§ The problem: Would you transcribe the whole listing exactly, minus its pictures?

— begin Data excerpts —

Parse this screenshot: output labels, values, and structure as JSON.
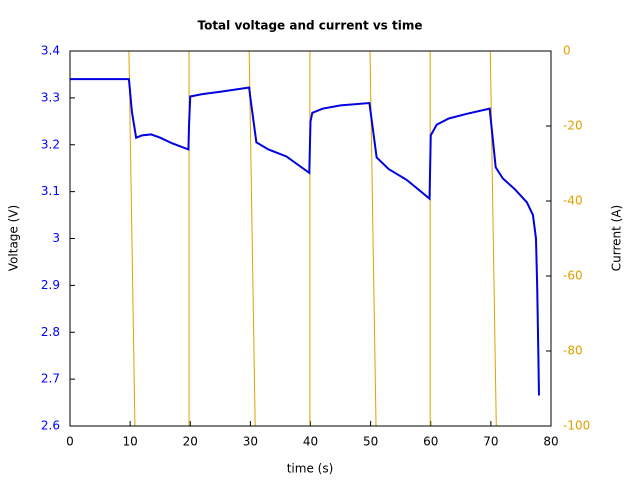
{
  "chart_data": {
    "type": "line",
    "title": "Total voltage and current vs time",
    "xlabel": "time (s)",
    "ylabel": "Voltage (V)",
    "y2label": "Current (A)",
    "xlim": [
      0,
      80
    ],
    "xticks": [
      0,
      10,
      20,
      30,
      40,
      50,
      60,
      70,
      80
    ],
    "ylim": [
      2.6,
      3.4
    ],
    "yticks": [
      2.6,
      2.7,
      2.8,
      2.9,
      3,
      3.1,
      3.2,
      3.3,
      3.4
    ],
    "y2lim": [
      -100,
      0
    ],
    "y2ticks": [
      -100,
      -80,
      -60,
      -40,
      -20,
      0
    ],
    "ytick_color": "#0000ff",
    "y2tick_color": "#e0a000",
    "series": [
      {
        "color": "#e0a000",
        "axis": "y2",
        "x": [
          0,
          9.8,
          10.8,
          19.8,
          19.8,
          29.8,
          30.8,
          39.9,
          39.9,
          49.9,
          50.9,
          59.9,
          59.9,
          69.9,
          70.9,
          78
        ],
        "values": [
          0,
          0,
          -100,
          -100,
          0,
          0,
          -100,
          -100,
          0,
          0,
          -100,
          -100,
          0,
          0,
          -100,
          -100
        ]
      },
      {
        "color": "#0000e0",
        "axis": "y",
        "x": [
          0,
          9.8,
          10.3,
          11,
          12,
          13.5,
          15,
          17,
          19.7,
          19.8,
          20,
          22,
          25,
          29.8,
          30,
          31,
          33,
          36,
          39.8,
          40,
          40.3,
          42,
          45,
          49.8,
          51,
          53,
          56,
          59.8,
          60,
          61,
          63,
          66,
          69.8,
          70.8,
          72,
          74,
          76,
          77,
          77.5,
          77.7,
          77.9,
          78
        ],
        "values": [
          3.34,
          3.34,
          3.27,
          3.215,
          3.22,
          3.222,
          3.215,
          3.203,
          3.19,
          3.243,
          3.303,
          3.308,
          3.313,
          3.322,
          3.3,
          3.205,
          3.19,
          3.175,
          3.14,
          3.25,
          3.268,
          3.277,
          3.284,
          3.289,
          3.173,
          3.148,
          3.125,
          3.085,
          3.22,
          3.243,
          3.256,
          3.266,
          3.277,
          3.152,
          3.128,
          3.105,
          3.077,
          3.05,
          3.0,
          2.9,
          2.75,
          2.665
        ]
      }
    ]
  }
}
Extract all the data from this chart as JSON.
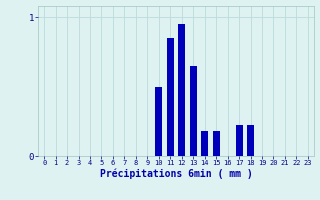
{
  "values": [
    0,
    0,
    0,
    0,
    0,
    0,
    0,
    0,
    0,
    0,
    0.5,
    0.85,
    0.95,
    0.65,
    0.18,
    0.18,
    0,
    0.22,
    0.22,
    0,
    0,
    0,
    0,
    0
  ],
  "bar_color": "#0000bb",
  "bg_color": "#dff2f2",
  "grid_color": "#c0dede",
  "xlabel": "Précipitations 6min ( mm )",
  "xlabel_color": "#0000aa",
  "tick_label_color": "#000088",
  "ytick_labels": [
    "0",
    "1"
  ],
  "ytick_values": [
    0,
    1
  ],
  "ylim": [
    0,
    1.08
  ],
  "xlim": [
    -0.5,
    23.5
  ],
  "n_bars": 24
}
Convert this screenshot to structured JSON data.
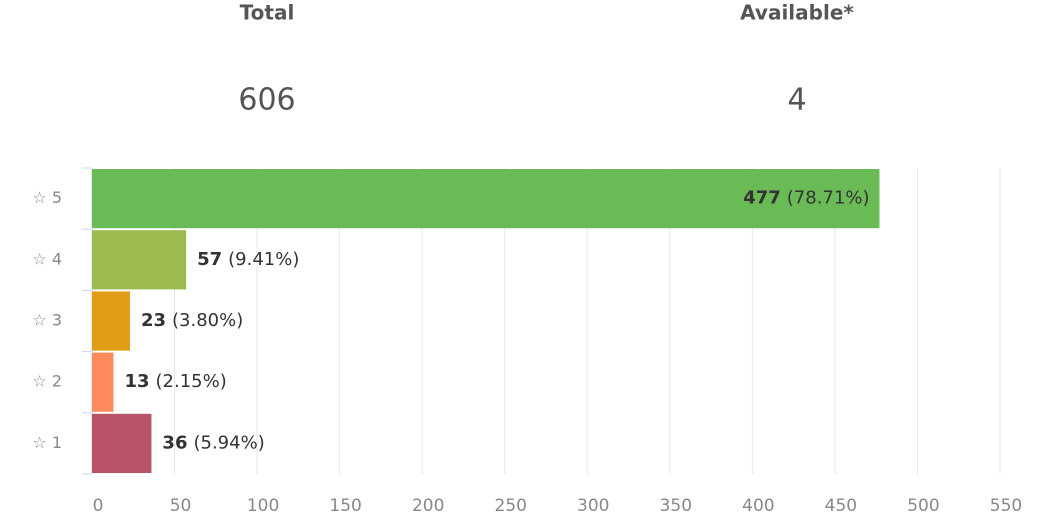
{
  "header": {
    "stats": [
      {
        "label": "Total",
        "value": 606
      },
      {
        "label": "Available*",
        "value": 4
      }
    ]
  },
  "chart_data": {
    "type": "bar",
    "orientation": "horizontal",
    "categories": [
      "☆ 5",
      "☆ 4",
      "☆ 3",
      "☆ 2",
      "☆ 1"
    ],
    "values": [
      477,
      57,
      23,
      13,
      36
    ],
    "percent_labels": [
      "(78.71%)",
      "(9.41%)",
      "(3.80%)",
      "(2.15%)",
      "(5.94%)"
    ],
    "colors": [
      "#6aba55",
      "#9bbb50",
      "#e09c14",
      "#ff8a5c",
      "#b85467"
    ],
    "xlim": [
      0,
      550
    ],
    "xticks": [
      0,
      50,
      100,
      150,
      200,
      250,
      300,
      350,
      400,
      450,
      500,
      550
    ],
    "grid": true
  }
}
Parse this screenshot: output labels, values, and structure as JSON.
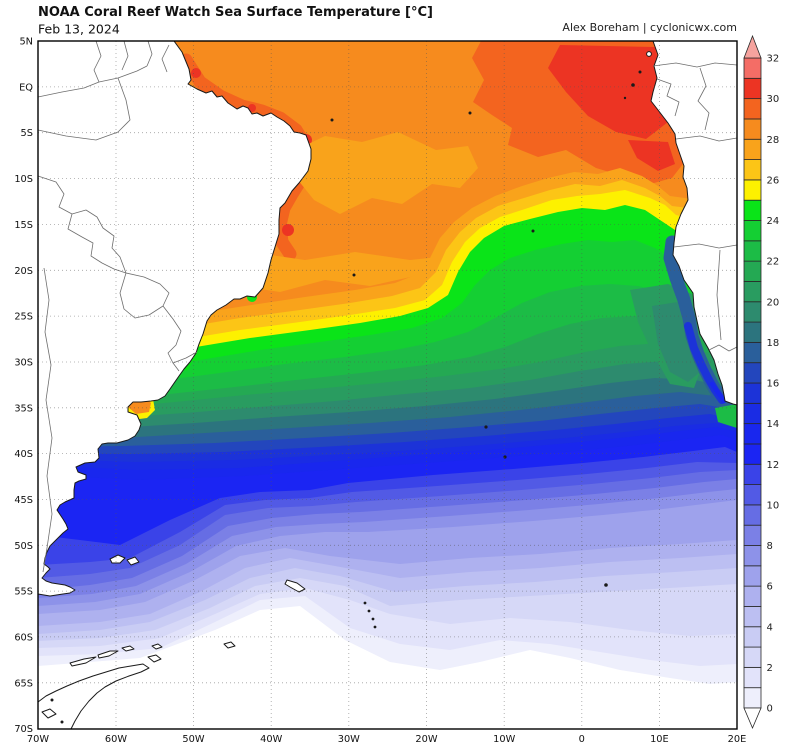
{
  "header": {
    "title": "NOAA Coral Reef Watch Sea Surface Temperature [°C]",
    "date": "Feb 13, 2024",
    "credit": "Alex Boreham | cyclonicwx.com"
  },
  "axes": {
    "lat_labels": [
      "5N",
      "EQ",
      "5S",
      "10S",
      "15S",
      "20S",
      "25S",
      "30S",
      "35S",
      "40S",
      "45S",
      "50S",
      "55S",
      "60S",
      "65S",
      "70S"
    ],
    "lon_labels": [
      "70W",
      "60W",
      "50W",
      "40W",
      "30W",
      "20W",
      "10W",
      "0",
      "10E",
      "20E"
    ]
  },
  "colorbar": {
    "tick_labels": [
      "32",
      "30",
      "28",
      "26",
      "24",
      "22",
      "20",
      "18",
      "16",
      "14",
      "12",
      "10",
      "8",
      "6",
      "4",
      "2",
      "0"
    ],
    "min": 0,
    "max": 32,
    "step_per_segment": 1,
    "above_max_color": "#f6a39e",
    "below_min_color": "#ffffff",
    "segment_colors": [
      "#eeeffc",
      "#e2e3fa",
      "#d6d8f7",
      "#c9ccf4",
      "#bcbff2",
      "#aeb1ef",
      "#9ea2ec",
      "#8d92e9",
      "#7b80e6",
      "#666de4",
      "#525ae5",
      "#3a43e8",
      "#1b25f3",
      "#1927ee",
      "#1a2ce4",
      "#1c33d8",
      "#2346bd",
      "#2a5f9b",
      "#2c747e",
      "#2d8b6e",
      "#299c60",
      "#24a953",
      "#1cbc46",
      "#14cf33",
      "#0ae418",
      "#fdf100",
      "#fcc516",
      "#f9a31b",
      "#f68b1e",
      "#f3641f",
      "#ec3423",
      "#f46d66"
    ]
  }
}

— end Data excerpts —

§ Solution for this exercise:
Parse this screenshot: output labels, values, and structure as JSON.
{
  "chart_data": {
    "type": "line",
    "title": "Total voltage and current vs time",
    "xlabel": "time (s)",
    "ylabel": "Voltage (V)",
    "y2label": "Current (A)",
    "xlim": [
      0,
      80
    ],
    "xticks": [
      0,
      10,
      20,
      30,
      40,
      50,
      60,
      70,
      80
    ],
    "ylim": [
      2.6,
      3.4
    ],
    "yticks": [
      2.6,
      2.7,
      2.8,
      2.9,
      3,
      3.1,
      3.2,
      3.3,
      3.4
    ],
    "y2lim": [
      -100,
      0
    ],
    "y2ticks": [
      -100,
      -80,
      -60,
      -40,
      -20,
      0
    ],
    "ytick_color": "#0000ff",
    "y2tick_color": "#e0a000",
    "series": [
      {
        "color": "#e0a000",
        "axis": "y2",
        "x": [
          0,
          9.8,
          10.8,
          19.8,
          19.8,
          29.8,
          30.8,
          39.9,
          39.9,
          49.9,
          50.9,
          59.9,
          59.9,
          69.9,
          70.9,
          78
        ],
        "values": [
          0,
          0,
          -100,
          -100,
          0,
          0,
          -100,
          -100,
          0,
          0,
          -100,
          -100,
          0,
          0,
          -100,
          -100
        ]
      },
      {
        "color": "#0000e0",
        "axis": "y",
        "x": [
          0,
          9.8,
          10.3,
          11,
          12,
          13.5,
          15,
          17,
          19.7,
          19.8,
          20,
          22,
          25,
          29.8,
          30,
          31,
          33,
          36,
          39.8,
          40,
          40.3,
          42,
          45,
          49.8,
          51,
          53,
          56,
          59.8,
          60,
          61,
          63,
          66,
          69.8,
          70.8,
          72,
          74,
          76,
          77,
          77.5,
          77.7,
          77.9,
          78
        ],
        "values": [
          3.34,
          3.34,
          3.27,
          3.215,
          3.22,
          3.222,
          3.215,
          3.203,
          3.19,
          3.243,
          3.303,
          3.308,
          3.313,
          3.322,
          3.3,
          3.205,
          3.19,
          3.175,
          3.14,
          3.25,
          3.268,
          3.277,
          3.284,
          3.289,
          3.173,
          3.148,
          3.125,
          3.085,
          3.22,
          3.243,
          3.256,
          3.266,
          3.277,
          3.152,
          3.128,
          3.105,
          3.077,
          3.05,
          3.0,
          2.9,
          2.75,
          2.665
        ]
      }
    ]
  }
}
Extract all the data from this chart as JSON.
{
  "values": [
    0,
    0,
    0,
    0,
    0,
    0,
    0,
    0,
    0,
    0,
    0.5,
    0.85,
    0.95,
    0.65,
    0.18,
    0.18,
    0,
    0.22,
    0.22,
    0,
    0,
    0,
    0,
    0
  ],
  "bar_color": "#0000bb",
  "bg_color": "#dff2f2",
  "grid_color": "#c0dede",
  "xlabel": "Précipitations 6min ( mm )",
  "xlabel_color": "#0000aa",
  "tick_label_color": "#000088",
  "ytick_labels": [
    "0",
    "1"
  ],
  "ytick_values": [
    0,
    1
  ],
  "ylim": [
    0,
    1.08
  ],
  "xlim": [
    -0.5,
    23.5
  ],
  "n_bars": 24
}
Convert this screenshot to structured JSON data.
{
  "header": {
    "stats": [
      {
        "label": "Total",
        "value": 606
      },
      {
        "label": "Available*",
        "value": 4
      }
    ]
  },
  "chart_data": {
    "type": "bar",
    "orientation": "horizontal",
    "categories": [
      "☆ 5",
      "☆ 4",
      "☆ 3",
      "☆ 2",
      "☆ 1"
    ],
    "values": [
      477,
      57,
      23,
      13,
      36
    ],
    "percent_labels": [
      "(78.71%)",
      "(9.41%)",
      "(3.80%)",
      "(2.15%)",
      "(5.94%)"
    ],
    "colors": [
      "#6aba55",
      "#9bbb50",
      "#e09c14",
      "#ff8a5c",
      "#b85467"
    ],
    "xlim": [
      0,
      550
    ],
    "xticks": [
      0,
      50,
      100,
      150,
      200,
      250,
      300,
      350,
      400,
      450,
      500,
      550
    ],
    "grid": true
  }
}
Parse this screenshot: output labels, values, and structure as JSON.
{
  "header": {
    "title": "NOAA Coral Reef Watch Sea Surface Temperature [°C]",
    "date": "Feb 13, 2024",
    "credit": "Alex Boreham | cyclonicwx.com"
  },
  "axes": {
    "lat_labels": [
      "5N",
      "EQ",
      "5S",
      "10S",
      "15S",
      "20S",
      "25S",
      "30S",
      "35S",
      "40S",
      "45S",
      "50S",
      "55S",
      "60S",
      "65S",
      "70S"
    ],
    "lon_labels": [
      "70W",
      "60W",
      "50W",
      "40W",
      "30W",
      "20W",
      "10W",
      "0",
      "10E",
      "20E"
    ]
  },
  "colorbar": {
    "tick_labels": [
      "32",
      "30",
      "28",
      "26",
      "24",
      "22",
      "20",
      "18",
      "16",
      "14",
      "12",
      "10",
      "8",
      "6",
      "4",
      "2",
      "0"
    ],
    "min": 0,
    "max": 32,
    "step_per_segment": 1,
    "above_max_color": "#f6a39e",
    "below_min_color": "#ffffff",
    "segment_colors": [
      "#eeeffc",
      "#e2e3fa",
      "#d6d8f7",
      "#c9ccf4",
      "#bcbff2",
      "#aeb1ef",
      "#9ea2ec",
      "#8d92e9",
      "#7b80e6",
      "#666de4",
      "#525ae5",
      "#3a43e8",
      "#1b25f3",
      "#1927ee",
      "#1a2ce4",
      "#1c33d8",
      "#2346bd",
      "#2a5f9b",
      "#2c747e",
      "#2d8b6e",
      "#299c60",
      "#24a953",
      "#1cbc46",
      "#14cf33",
      "#0ae418",
      "#fdf100",
      "#fcc516",
      "#f9a31b",
      "#f68b1e",
      "#f3641f",
      "#ec3423",
      "#f46d66"
    ]
  }
}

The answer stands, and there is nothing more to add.